> **PROBLEM DESCRIPTION**:
The answer should be a single number: how many lines of the entries below hold the word "山东建筑大学".

━━━ TASK DATA

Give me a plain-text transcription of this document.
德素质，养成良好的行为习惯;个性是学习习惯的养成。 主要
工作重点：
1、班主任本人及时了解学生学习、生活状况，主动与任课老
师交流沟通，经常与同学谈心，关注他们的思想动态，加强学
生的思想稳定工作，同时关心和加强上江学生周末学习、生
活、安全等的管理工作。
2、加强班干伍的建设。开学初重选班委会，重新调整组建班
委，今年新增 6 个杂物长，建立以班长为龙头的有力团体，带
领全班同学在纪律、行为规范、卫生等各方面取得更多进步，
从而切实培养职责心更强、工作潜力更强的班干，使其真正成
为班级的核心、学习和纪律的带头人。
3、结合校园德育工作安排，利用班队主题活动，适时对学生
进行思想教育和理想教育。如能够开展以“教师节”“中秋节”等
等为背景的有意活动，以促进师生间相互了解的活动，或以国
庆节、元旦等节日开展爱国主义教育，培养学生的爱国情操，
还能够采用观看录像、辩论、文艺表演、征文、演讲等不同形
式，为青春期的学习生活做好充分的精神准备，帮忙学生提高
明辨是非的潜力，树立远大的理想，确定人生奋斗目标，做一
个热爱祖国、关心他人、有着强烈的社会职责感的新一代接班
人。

━━━━━━
━━━ TASK DATA

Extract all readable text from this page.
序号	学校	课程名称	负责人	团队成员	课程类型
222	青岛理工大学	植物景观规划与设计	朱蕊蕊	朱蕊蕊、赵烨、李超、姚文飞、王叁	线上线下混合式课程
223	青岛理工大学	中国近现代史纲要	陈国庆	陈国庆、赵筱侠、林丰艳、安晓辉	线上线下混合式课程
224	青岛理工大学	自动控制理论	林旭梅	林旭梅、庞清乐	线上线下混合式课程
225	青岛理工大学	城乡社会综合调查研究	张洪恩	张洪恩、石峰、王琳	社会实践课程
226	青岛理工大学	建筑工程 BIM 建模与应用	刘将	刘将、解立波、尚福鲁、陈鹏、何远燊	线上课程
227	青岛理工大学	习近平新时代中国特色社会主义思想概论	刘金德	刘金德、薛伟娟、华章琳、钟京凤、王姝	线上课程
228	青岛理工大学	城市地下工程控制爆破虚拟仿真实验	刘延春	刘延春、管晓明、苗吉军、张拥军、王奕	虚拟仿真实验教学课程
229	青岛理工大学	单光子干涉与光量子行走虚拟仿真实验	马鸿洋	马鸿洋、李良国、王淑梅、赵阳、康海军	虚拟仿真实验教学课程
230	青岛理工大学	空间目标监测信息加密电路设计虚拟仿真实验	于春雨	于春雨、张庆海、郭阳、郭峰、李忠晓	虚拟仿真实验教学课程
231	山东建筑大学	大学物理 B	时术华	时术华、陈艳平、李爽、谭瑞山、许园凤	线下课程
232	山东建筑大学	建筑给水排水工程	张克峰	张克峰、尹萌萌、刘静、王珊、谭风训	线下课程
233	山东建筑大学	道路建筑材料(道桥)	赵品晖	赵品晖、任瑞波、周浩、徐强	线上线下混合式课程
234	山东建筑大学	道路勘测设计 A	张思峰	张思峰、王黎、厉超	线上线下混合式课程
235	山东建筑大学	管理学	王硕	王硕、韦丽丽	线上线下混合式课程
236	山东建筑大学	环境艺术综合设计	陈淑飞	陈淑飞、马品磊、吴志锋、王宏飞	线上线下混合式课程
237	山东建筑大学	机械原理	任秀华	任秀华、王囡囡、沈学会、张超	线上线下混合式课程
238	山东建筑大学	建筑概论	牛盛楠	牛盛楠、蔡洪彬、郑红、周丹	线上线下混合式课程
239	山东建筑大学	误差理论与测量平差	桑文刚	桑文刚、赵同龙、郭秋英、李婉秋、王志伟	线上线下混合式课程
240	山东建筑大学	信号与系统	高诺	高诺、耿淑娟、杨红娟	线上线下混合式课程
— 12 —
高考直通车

━━━━━━

> **SOLUTION TO THE PROBLEM**:
10